▸ **Exercise aim**:
Output each entry that follows exactly. Images stay out.

——

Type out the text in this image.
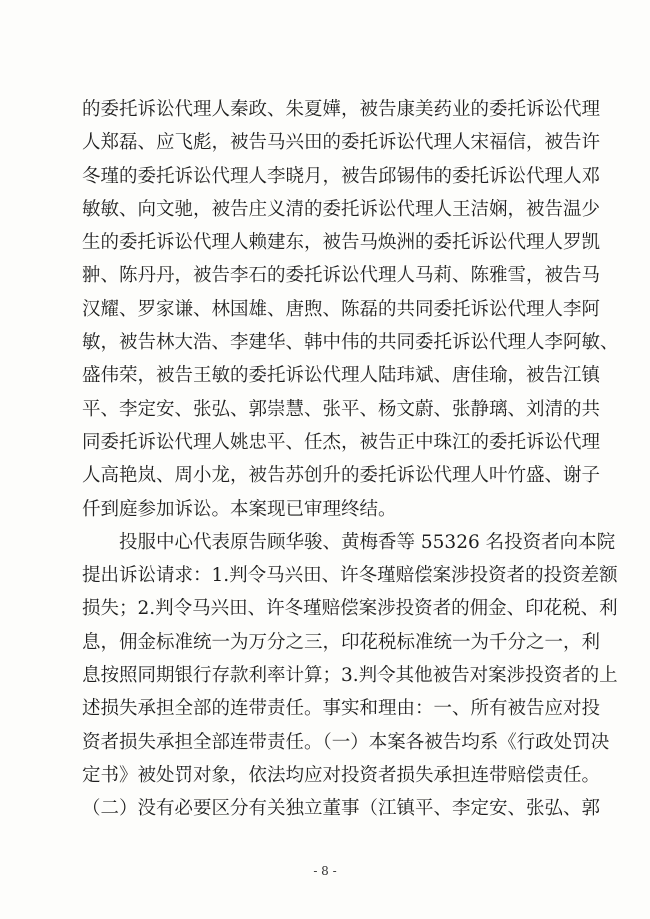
的委托诉讼代理人秦政、朱夏嬅，被告康美药业的委托诉讼代理
人郑磊、应飞彪，被告马兴田的委托诉讼代理人宋福信，被告许
冬瑾的委托诉讼代理人李晓月，被告邱锡伟的委托诉讼代理人邓
敏敏、向文驰，被告庄义清的委托诉讼代理人王洁娴，被告温少
生的委托诉讼代理人赖建东，被告马焕洲的委托诉讼代理人罗凯
翀、陈丹丹，被告李石的委托诉讼代理人马莉、陈雅雪，被告马
汉耀、罗家谦、林国雄、唐煦、陈磊的共同委托诉讼代理人李阿
敏，被告林大浩、李建华、韩中伟的共同委托诉讼代理人李阿敏、
盛伟荣，被告王敏的委托诉讼代理人陆玮斌、唐佳瑜，被告江镇
平、李定安、张弘、郭崇慧、张平、杨文蔚、张静璃、刘清的共
同委托诉讼代理人姚忠平、任杰，被告正中珠江的委托诉讼代理
人高艳岚、周小龙，被告苏创升的委托诉讼代理人叶竹盛、谢子
仟到庭参加诉讼。本案现已审理终结。
　　投服中心代表原告顾华骏、黄梅香等 55326 名投资者向本院
提出诉讼请求：1.判令马兴田、许冬瑾赔偿案涉投资者的投资差额
损失；2.判令马兴田、许冬瑾赔偿案涉投资者的佣金、印花税、利
息，佣金标准统一为万分之三，印花税标准统一为千分之一，利
息按照同期银行存款利率计算；3.判令其他被告对案涉投资者的上
述损失承担全部的连带责任。事实和理由：一、所有被告应对投
资者损失承担全部连带责任。（一）本案各被告均系《行政处罚决
定书》被处罚对象，依法均应对投资者损失承担连带赔偿责任。
（二）没有必要区分有关独立董事（江镇平、李定安、张弘、郭
- 8 -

——

▸ **Output below**:
Type out the text in this image.
的委托诉讼代理人秦政、朱夏嬅，被告康美药业的委托诉讼代理
人郑磊、应飞彪，被告马兴田的委托诉讼代理人宋福信，被告许
冬瑾的委托诉讼代理人李晓月，被告邱锡伟的委托诉讼代理人邓
敏敏、向文驰，被告庄义清的委托诉讼代理人王洁娴，被告温少
生的委托诉讼代理人赖建东，被告马焕洲的委托诉讼代理人罗凯
翀、陈丹丹，被告李石的委托诉讼代理人马莉、陈雅雪，被告马
汉耀、罗家谦、林国雄、唐煦、陈磊的共同委托诉讼代理人李阿
敏，被告林大浩、李建华、韩中伟的共同委托诉讼代理人李阿敏、
盛伟荣，被告王敏的委托诉讼代理人陆玮斌、唐佳瑜，被告江镇
平、李定安、张弘、郭崇慧、张平、杨文蔚、张静璃、刘清的共
同委托诉讼代理人姚忠平、任杰，被告正中珠江的委托诉讼代理
人高艳岚、周小龙，被告苏创升的委托诉讼代理人叶竹盛、谢子
仟到庭参加诉讼。本案现已审理终结。
　　投服中心代表原告顾华骏、黄梅香等 55326 名投资者向本院
提出诉讼请求：1.判令马兴田、许冬瑾赔偿案涉投资者的投资差额
损失；2.判令马兴田、许冬瑾赔偿案涉投资者的佣金、印花税、利
息，佣金标准统一为万分之三，印花税标准统一为千分之一，利
息按照同期银行存款利率计算；3.判令其他被告对案涉投资者的上
述损失承担全部的连带责任。事实和理由：一、所有被告应对投
资者损失承担全部连带责任。（一）本案各被告均系《行政处罚决
定书》被处罚对象，依法均应对投资者损失承担连带赔偿责任。
（二）没有必要区分有关独立董事（江镇平、李定安、张弘、郭
- 8 -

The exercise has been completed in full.